Tasks and exercises:
(a) In the excerpt on TXA and balanced resuscitation, why does the author say TXA is becoming impossible to ignore? Answer in one to three sentences.
(b) According to the excerpt on TXA and balanced resuscitation, which database did the University of Arizona group analyze?
(c) Pick up the excerpt on TXA and balanced resuscitation after its final sentence and keep writing.

Excerpt:

+ + +

Bottom line: The authors concluded that IV TXA, irrespective of the dose, does not increase the risk of thromboembolic events. Period.

Hopefully, this is the final study needed to convince the TXA hesitant that it is safe to administer. They may still argue the efficacy, but at less than $100 per vial it is becoming impossible to ignore.

Reference: Association of Intravenous Tranexamic Acid
With Thromboembolic Events and Mortality A Systematic Review, Meta-analysis, and Meta-regression. JAMA Surgery 156(6):3210884, 2021.

Best Of AAST 2021: Are We Getting Better At Balanced Resuscitation?

The way we resuscitate major trauma patients has been changing over the past decade. Even the 10th edition of the ATLS course has recognized that so-called balanced resuscitation is important. This concept limits the use of crystalloid and relies more heavily on blood component administration in ratios that more closely approximate whole blood.  Balanced resuscitation typically translates as the use of less than two liters of crystalloid, and blood product transfusion ratios of 1:1 to 2:1 (PRBC to plasma).

We have also recognized the critical importance of rapid control of major hemorrhage, which is best accomplished in an operating room.  The group at the University of Arizona massaged the TQIP database to see if these changes are having a significant impact on our patients.

They looked at five years worth of data, specifically reviewing information on adult patients with both transfusion and laparotomy occurring within four hours of arrival. The authors performed regression analyses to identify trends over the study period.

+ + +

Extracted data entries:
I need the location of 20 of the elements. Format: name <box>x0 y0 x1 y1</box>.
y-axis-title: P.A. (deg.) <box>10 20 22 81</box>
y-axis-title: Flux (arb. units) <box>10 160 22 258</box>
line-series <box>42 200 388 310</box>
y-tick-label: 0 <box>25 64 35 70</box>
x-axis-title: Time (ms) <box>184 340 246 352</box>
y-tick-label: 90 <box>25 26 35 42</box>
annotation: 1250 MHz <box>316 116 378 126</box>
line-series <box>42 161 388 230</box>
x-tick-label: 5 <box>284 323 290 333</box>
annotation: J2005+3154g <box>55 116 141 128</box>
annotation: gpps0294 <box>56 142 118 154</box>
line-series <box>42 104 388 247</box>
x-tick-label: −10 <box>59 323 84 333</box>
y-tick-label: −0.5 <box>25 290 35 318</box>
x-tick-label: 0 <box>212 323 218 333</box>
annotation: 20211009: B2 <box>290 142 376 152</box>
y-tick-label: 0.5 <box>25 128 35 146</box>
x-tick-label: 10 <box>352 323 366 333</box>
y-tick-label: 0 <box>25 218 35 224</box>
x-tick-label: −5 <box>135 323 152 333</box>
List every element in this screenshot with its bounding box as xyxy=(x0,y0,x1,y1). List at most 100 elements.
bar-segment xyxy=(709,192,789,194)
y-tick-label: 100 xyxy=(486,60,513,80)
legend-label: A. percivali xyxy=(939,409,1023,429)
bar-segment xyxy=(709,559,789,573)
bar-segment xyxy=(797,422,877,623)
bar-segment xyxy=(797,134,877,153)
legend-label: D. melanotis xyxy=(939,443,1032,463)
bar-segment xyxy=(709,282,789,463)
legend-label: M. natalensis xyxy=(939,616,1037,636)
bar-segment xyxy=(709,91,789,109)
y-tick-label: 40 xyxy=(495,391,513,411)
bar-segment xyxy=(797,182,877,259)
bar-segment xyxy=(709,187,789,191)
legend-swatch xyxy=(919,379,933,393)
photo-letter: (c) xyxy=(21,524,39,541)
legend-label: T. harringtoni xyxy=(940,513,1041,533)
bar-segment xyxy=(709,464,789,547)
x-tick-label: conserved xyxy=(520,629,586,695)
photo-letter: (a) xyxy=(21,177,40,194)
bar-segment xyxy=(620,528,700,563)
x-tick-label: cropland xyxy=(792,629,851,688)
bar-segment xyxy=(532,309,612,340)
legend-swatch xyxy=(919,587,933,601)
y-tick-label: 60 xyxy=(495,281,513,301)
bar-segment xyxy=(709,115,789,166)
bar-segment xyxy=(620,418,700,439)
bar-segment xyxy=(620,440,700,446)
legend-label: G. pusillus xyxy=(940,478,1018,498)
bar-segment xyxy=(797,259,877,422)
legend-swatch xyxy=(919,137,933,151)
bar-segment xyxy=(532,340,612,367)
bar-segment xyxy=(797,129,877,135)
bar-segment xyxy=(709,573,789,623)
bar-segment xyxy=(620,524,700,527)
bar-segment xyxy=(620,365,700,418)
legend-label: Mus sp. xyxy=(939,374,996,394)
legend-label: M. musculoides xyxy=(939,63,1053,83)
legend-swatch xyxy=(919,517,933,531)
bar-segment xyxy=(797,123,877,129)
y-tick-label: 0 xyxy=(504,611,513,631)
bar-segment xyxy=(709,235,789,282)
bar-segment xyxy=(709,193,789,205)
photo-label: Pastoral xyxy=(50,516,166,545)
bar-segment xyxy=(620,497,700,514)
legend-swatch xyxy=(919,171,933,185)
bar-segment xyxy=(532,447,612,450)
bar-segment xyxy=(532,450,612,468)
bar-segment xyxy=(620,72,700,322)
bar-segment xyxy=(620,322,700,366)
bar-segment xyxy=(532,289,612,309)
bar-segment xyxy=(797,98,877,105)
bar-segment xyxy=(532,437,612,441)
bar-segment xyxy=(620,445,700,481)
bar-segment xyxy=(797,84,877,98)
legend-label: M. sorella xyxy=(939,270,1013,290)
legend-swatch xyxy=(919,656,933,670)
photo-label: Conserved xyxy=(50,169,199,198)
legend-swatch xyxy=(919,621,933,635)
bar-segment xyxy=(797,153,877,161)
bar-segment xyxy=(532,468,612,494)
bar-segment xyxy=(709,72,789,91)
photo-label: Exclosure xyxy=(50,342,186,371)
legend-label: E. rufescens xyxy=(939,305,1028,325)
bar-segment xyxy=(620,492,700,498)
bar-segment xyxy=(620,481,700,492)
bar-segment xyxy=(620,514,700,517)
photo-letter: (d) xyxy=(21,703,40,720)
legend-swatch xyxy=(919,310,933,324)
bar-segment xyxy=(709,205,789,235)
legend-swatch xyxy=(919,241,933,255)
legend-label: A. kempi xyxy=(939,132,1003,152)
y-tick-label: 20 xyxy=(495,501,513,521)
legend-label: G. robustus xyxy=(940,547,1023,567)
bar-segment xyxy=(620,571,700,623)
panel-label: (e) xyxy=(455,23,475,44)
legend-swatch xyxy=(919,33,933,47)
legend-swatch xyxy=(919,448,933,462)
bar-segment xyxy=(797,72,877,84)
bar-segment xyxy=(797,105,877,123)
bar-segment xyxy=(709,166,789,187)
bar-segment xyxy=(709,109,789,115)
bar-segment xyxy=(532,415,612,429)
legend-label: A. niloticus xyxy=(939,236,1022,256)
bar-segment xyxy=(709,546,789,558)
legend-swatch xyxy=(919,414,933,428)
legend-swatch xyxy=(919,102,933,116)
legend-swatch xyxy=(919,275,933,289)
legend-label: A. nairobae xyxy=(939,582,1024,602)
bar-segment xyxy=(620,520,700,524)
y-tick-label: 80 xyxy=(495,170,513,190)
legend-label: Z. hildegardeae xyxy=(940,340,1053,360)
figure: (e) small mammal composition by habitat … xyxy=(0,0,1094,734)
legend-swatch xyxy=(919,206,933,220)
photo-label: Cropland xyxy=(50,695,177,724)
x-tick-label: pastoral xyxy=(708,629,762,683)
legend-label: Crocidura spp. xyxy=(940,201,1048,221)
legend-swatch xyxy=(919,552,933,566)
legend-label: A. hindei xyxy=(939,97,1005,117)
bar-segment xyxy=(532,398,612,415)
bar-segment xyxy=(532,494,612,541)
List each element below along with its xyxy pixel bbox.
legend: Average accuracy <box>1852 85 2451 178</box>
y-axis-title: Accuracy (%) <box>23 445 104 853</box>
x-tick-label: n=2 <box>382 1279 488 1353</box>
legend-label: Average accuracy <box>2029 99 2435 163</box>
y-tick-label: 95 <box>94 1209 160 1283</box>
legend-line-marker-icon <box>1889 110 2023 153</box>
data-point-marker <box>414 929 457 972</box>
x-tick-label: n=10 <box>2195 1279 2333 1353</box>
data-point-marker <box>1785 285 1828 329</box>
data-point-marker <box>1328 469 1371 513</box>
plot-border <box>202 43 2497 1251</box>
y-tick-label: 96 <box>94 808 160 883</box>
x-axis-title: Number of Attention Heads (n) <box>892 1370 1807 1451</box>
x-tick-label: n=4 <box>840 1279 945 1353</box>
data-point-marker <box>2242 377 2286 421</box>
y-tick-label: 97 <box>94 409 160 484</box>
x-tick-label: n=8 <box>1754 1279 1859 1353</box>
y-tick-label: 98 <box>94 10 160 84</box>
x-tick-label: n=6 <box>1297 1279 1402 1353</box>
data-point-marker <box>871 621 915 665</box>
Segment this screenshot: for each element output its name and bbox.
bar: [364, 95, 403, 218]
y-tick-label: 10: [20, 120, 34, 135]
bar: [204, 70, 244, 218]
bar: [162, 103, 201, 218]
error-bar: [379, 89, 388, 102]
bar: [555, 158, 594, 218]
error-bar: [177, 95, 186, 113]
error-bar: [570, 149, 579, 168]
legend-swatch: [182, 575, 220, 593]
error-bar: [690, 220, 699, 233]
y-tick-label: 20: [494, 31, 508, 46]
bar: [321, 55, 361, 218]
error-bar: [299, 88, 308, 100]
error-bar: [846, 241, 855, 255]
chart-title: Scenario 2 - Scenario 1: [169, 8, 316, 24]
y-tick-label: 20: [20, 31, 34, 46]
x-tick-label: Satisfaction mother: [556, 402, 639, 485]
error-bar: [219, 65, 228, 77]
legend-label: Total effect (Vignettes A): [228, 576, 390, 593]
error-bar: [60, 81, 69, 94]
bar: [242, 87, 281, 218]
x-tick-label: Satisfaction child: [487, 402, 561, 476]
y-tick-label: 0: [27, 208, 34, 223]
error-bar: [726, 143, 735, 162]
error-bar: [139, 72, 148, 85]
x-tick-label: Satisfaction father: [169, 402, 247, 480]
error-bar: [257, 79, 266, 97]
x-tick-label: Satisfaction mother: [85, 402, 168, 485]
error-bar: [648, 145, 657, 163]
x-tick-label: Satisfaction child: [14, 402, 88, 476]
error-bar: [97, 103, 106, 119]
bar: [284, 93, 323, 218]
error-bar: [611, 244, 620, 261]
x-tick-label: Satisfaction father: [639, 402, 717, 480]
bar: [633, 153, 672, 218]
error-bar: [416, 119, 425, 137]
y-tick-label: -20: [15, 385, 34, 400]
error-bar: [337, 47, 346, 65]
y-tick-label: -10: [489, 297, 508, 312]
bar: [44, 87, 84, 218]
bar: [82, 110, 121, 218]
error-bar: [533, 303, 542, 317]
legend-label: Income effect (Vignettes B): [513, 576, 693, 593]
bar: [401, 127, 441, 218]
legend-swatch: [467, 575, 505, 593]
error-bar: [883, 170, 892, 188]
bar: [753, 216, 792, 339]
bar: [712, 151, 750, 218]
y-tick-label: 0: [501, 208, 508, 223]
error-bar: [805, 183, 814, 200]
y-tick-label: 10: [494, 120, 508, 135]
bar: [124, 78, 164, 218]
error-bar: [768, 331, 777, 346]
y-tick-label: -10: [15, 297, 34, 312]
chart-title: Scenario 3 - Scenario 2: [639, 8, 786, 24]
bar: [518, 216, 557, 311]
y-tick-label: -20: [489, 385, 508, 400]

+ + +

Answers for the tasks:
(a) Skeptics may still argue about its efficacy, but TXA costs less than $100 per vial. That low price, together with the finding that IV TXA does not raise the risk of thromboembolic events, makes it hard to dismiss.

(b) The TQIP database.

(c)
Here are the factoids:

  • Nearly 10,000 patients met study criteria with a mean age of 44 and ISS 34
  • Patients were in shock, with mean SBP 78 and median number of transfusions of 9 PRBC and 6 plasma
  • Time to laparotomy decreased from 1.87 hours to 1.37 hours over the five year period
  • 24-hour mortality decreased from 23% to 19% during the study
  • Blood product ratio decreased from 1.93:1 to 1.73:1
  • The authors state that the blood product ratio was independently associated with 24 hour mortality (odds ratio of 1.09) and in-hospital mortality (1.10) (??)

The authors conclude that resuscitation is becoming more balanced and time to surgery shorter, with a significant improvement in mortality.

Bottom line: Well, this is an interested study of associations. It uses a large database, which of course limits some of the information available. There are obvious trends toward faster time to OR (by 30 minutes) and a 4% improvement in survival. But the transfusion ratio really looks to be about the same.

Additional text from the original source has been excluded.